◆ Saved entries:
· · · · · · ·
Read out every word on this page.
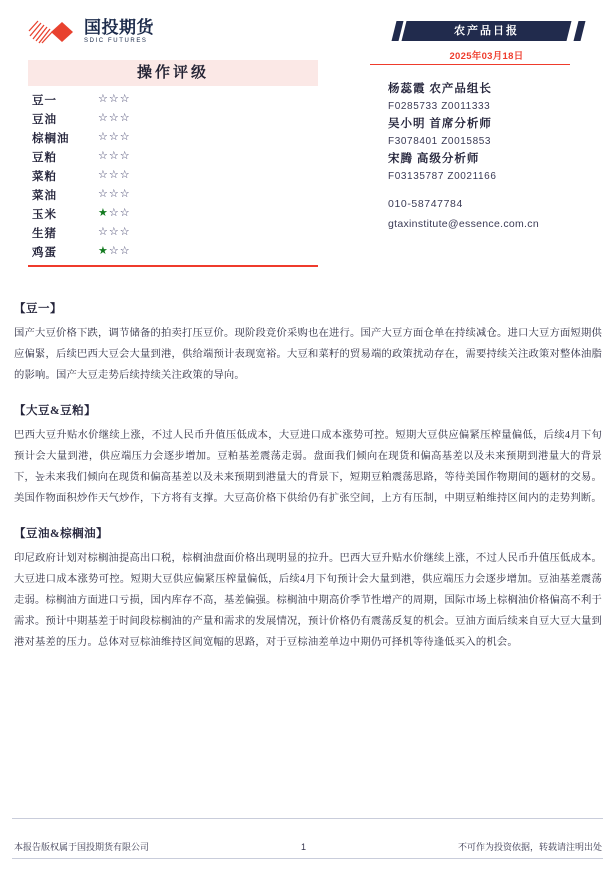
国投期货
SDIC FUTURES
农产品日报
2025年03月18日
杨蕊霞 农产品组长
F0285733 Z0011333
吴小明 首席分析师
F3078401 Z0015853
宋腾 高级分析师
F03135787 Z0021166
010-58747784
gtaxinstitute@essence.com.cn
操作评级
豆一	☆☆☆
豆油	☆☆☆
棕榈油	☆☆☆
豆粕	☆☆☆
菜粕	☆☆☆
菜油	☆☆☆
玉米	★☆☆
生猪	☆☆☆
鸡蛋	★☆☆
【豆一】
国产大豆价格下跌，调节储备的拍卖打压豆价。现阶段竞价采购也在进行。国产大豆方面仓单在持续减仓。进口大豆方面短期供应偏緊，后续巴西大豆会大量到港，供给端预计表现宽裕。大豆和菜籽的贸易端的政策扰动存在，需要持续关注政策对整体油脂的影响。国产大豆走势后续持续关注政策的导向。
【大豆&豆粕】
巴西大豆升贴水价继续上涨，不过人民币升值压低成本，大豆进口成本涨势可控。短期大豆供应偏紧压榨量偏低，后续4月下旬预计会大量到港，供应端压力会逐步增加。豆粕基差震荡走弱。盘面我们倾向在现货和偏高基差以及未来预期到港量大的背景下，높未来我们倾向在现货和偏高基差以及未来预期到港量大的背景下，短期豆粕震荡思路，等待美国作物期间的题材的交易。美国作物面积炒作天气炒作，下方将有支撑。大豆高价格下供给仍有扩张空间，上方有压制，中期豆粕维持区间内的走势判断。
【豆油&棕榈油】
印尼政府计划对棕榈油提高出口税，棕榈油盘面价格出现明显的拉升。巴西大豆升贴水价继续上涨，不过人民币升值压低成本。大豆进口成本涨势可控。短期大豆供应偏紧压榨量偏低，后续4月下旬预计会大量到港，供应端压力会逐步增加。豆油基差震荡走弱。棕榈油方面进口亏损，国内库存不高，基差偏强。棕榈油中期高价季节性增产的周期，国际市场上棕榈油价格偏高不利于需求。预计中期基差于时间段棕榈油的产量和需求的发展情况，预计价格仍有震荡反复的机会。豆油方面后续来自豆大豆大量到港对基差的压力。总体对豆棕油维持区间宽幅的思路，对于豆棕油差单边中期仍可择机等待逢低买入的机会。
本报告版权属于国投期货有限公司	1	不可作为投资依据，转载请注明出处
· · · · · · ·
◆ Aim: Every entry above is to be set down exactly; the pictures are to be left out.

◆ Exercise result:
Read out every word on this page.
国投期货
SDIC FUTURES
农产品日报
2025年03月18日
杨蕊霞 农产品组长
F0285733 Z0011333
吴小明 首席分析师
F3078401 Z0015853
宋腾 高级分析师
F03135787 Z0021166
010-58747784
gtaxinstitute@essence.com.cn
操作评级
豆一	☆☆☆
豆油	☆☆☆
棕榈油	☆☆☆
豆粕	☆☆☆
菜粕	☆☆☆
菜油	☆☆☆
玉米	★☆☆
生猪	☆☆☆
鸡蛋	★☆☆
【豆一】
国产大豆价格下跌，调节储备的拍卖打压豆价。现阶段竞价采购也在进行。国产大豆方面仓单在持续减仓。进口大豆方面短期供应偏緊，后续巴西大豆会大量到港，供给端预计表现宽裕。大豆和菜籽的贸易端的政策扰动存在，需要持续关注政策对整体油脂的影响。国产大豆走势后续持续关注政策的导向。
【大豆&豆粕】
巴西大豆升贴水价继续上涨，不过人民币升值压低成本，大豆进口成本涨势可控。短期大豆供应偏紧压榨量偏低，后续4月下旬预计会大量到港，供应端压力会逐步增加。豆粕基差震荡走弱。盘面我们倾向在现货和偏高基差以及未来预期到港量大的背景下，높未来我们倾向在现货和偏高基差以及未来预期到港量大的背景下，短期豆粕震荡思路，等待美国作物期间的题材的交易。美国作物面积炒作天气炒作，下方将有支撑。大豆高价格下供给仍有扩张空间，上方有压制，中期豆粕维持区间内的走势判断。
【豆油&棕榈油】
印尼政府计划对棕榈油提高出口税，棕榈油盘面价格出现明显的拉升。巴西大豆升贴水价继续上涨，不过人民币升值压低成本。大豆进口成本涨势可控。短期大豆供应偏紧压榨量偏低，后续4月下旬预计会大量到港，供应端压力会逐步增加。豆油基差震荡走弱。棕榈油方面进口亏损，国内库存不高，基差偏强。棕榈油中期高价季节性增产的周期，国际市场上棕榈油价格偏高不利于需求。预计中期基差于时间段棕榈油的产量和需求的发展情况，预计价格仍有震荡反复的机会。豆油方面后续来自豆大豆大量到港对基差的压力。总体对豆棕油维持区间宽幅的思路，对于豆棕油差单边中期仍可择机等待逢低买入的机会。
本报告版权属于国投期货有限公司	1	不可作为投资依据，转载请注明出处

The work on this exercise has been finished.